--- Items from a figure collection ---
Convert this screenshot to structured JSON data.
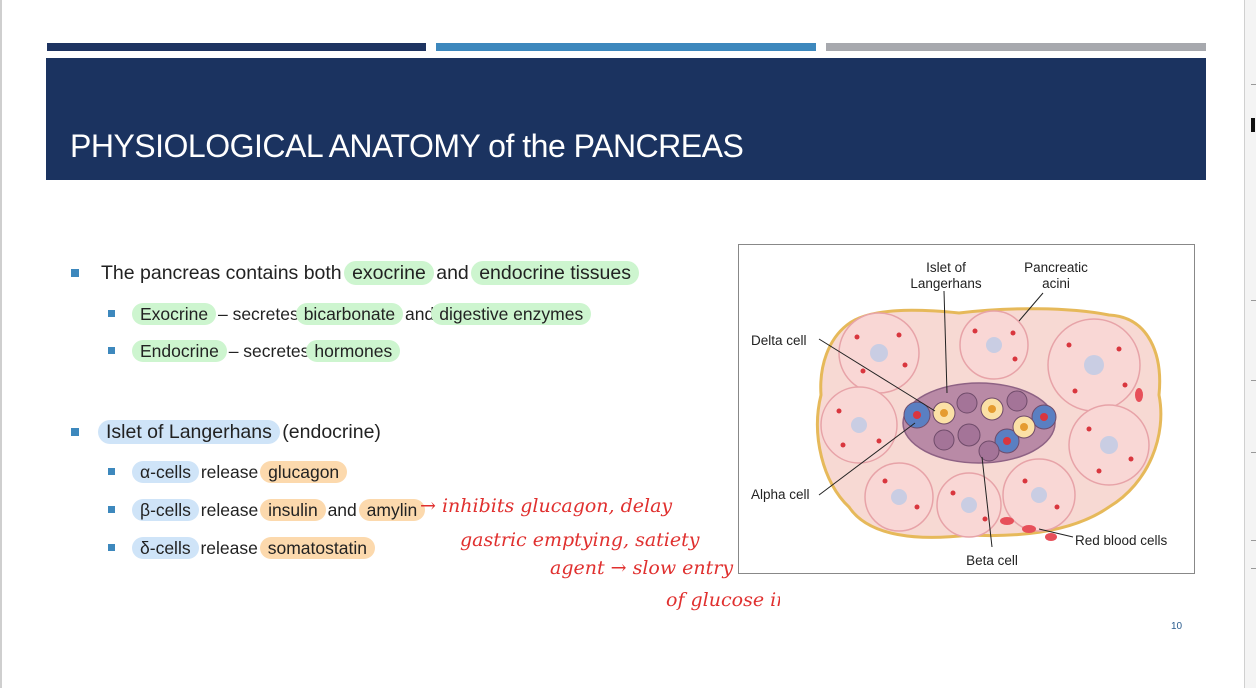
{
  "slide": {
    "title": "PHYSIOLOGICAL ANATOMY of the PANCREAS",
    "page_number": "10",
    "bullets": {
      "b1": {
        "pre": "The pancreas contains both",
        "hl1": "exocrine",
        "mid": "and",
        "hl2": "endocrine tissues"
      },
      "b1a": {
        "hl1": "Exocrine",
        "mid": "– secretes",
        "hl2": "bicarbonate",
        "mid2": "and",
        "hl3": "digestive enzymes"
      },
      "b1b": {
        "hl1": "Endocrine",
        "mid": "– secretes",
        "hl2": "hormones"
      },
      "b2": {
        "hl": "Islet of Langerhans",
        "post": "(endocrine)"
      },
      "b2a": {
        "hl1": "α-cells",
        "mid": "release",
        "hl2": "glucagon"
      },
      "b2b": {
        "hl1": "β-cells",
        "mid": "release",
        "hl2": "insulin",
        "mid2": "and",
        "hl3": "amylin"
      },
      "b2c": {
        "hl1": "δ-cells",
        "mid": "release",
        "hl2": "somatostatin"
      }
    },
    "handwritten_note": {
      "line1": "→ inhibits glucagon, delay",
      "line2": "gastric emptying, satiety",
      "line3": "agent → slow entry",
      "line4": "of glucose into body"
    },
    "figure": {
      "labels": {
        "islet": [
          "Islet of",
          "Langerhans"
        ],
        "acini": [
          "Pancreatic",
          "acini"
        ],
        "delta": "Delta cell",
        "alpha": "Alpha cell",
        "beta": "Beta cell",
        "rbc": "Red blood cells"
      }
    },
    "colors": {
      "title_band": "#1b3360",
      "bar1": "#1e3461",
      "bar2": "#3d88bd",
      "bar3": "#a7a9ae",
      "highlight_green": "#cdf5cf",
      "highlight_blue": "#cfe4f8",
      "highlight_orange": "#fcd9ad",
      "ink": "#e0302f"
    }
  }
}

--- What the task requires ---
The entries above should be given again exactly, minus any pictures.

--- Result of this exercise ---
Convert this screenshot to structured JSON data.
{
  "slide": {
    "title": "PHYSIOLOGICAL ANATOMY of the PANCREAS",
    "page_number": "10",
    "bullets": {
      "b1": {
        "pre": "The pancreas contains both",
        "hl1": "exocrine",
        "mid": "and",
        "hl2": "endocrine tissues"
      },
      "b1a": {
        "hl1": "Exocrine",
        "mid": "– secretes",
        "hl2": "bicarbonate",
        "mid2": "and",
        "hl3": "digestive enzymes"
      },
      "b1b": {
        "hl1": "Endocrine",
        "mid": "– secretes",
        "hl2": "hormones"
      },
      "b2": {
        "hl": "Islet of Langerhans",
        "post": "(endocrine)"
      },
      "b2a": {
        "hl1": "α-cells",
        "mid": "release",
        "hl2": "glucagon"
      },
      "b2b": {
        "hl1": "β-cells",
        "mid": "release",
        "hl2": "insulin",
        "mid2": "and",
        "hl3": "amylin"
      },
      "b2c": {
        "hl1": "δ-cells",
        "mid": "release",
        "hl2": "somatostatin"
      }
    },
    "handwritten_note": {
      "line1": "→ inhibits glucagon, delay",
      "line2": "gastric emptying, satiety",
      "line3": "agent → slow entry",
      "line4": "of glucose into body"
    },
    "figure": {
      "labels": {
        "islet": [
          "Islet of",
          "Langerhans"
        ],
        "acini": [
          "Pancreatic",
          "acini"
        ],
        "delta": "Delta cell",
        "alpha": "Alpha cell",
        "beta": "Beta cell",
        "rbc": "Red blood cells"
      }
    },
    "colors": {
      "title_band": "#1b3360",
      "bar1": "#1e3461",
      "bar2": "#3d88bd",
      "bar3": "#a7a9ae",
      "highlight_green": "#cdf5cf",
      "highlight_blue": "#cfe4f8",
      "highlight_orange": "#fcd9ad",
      "ink": "#e0302f"
    }
  }
}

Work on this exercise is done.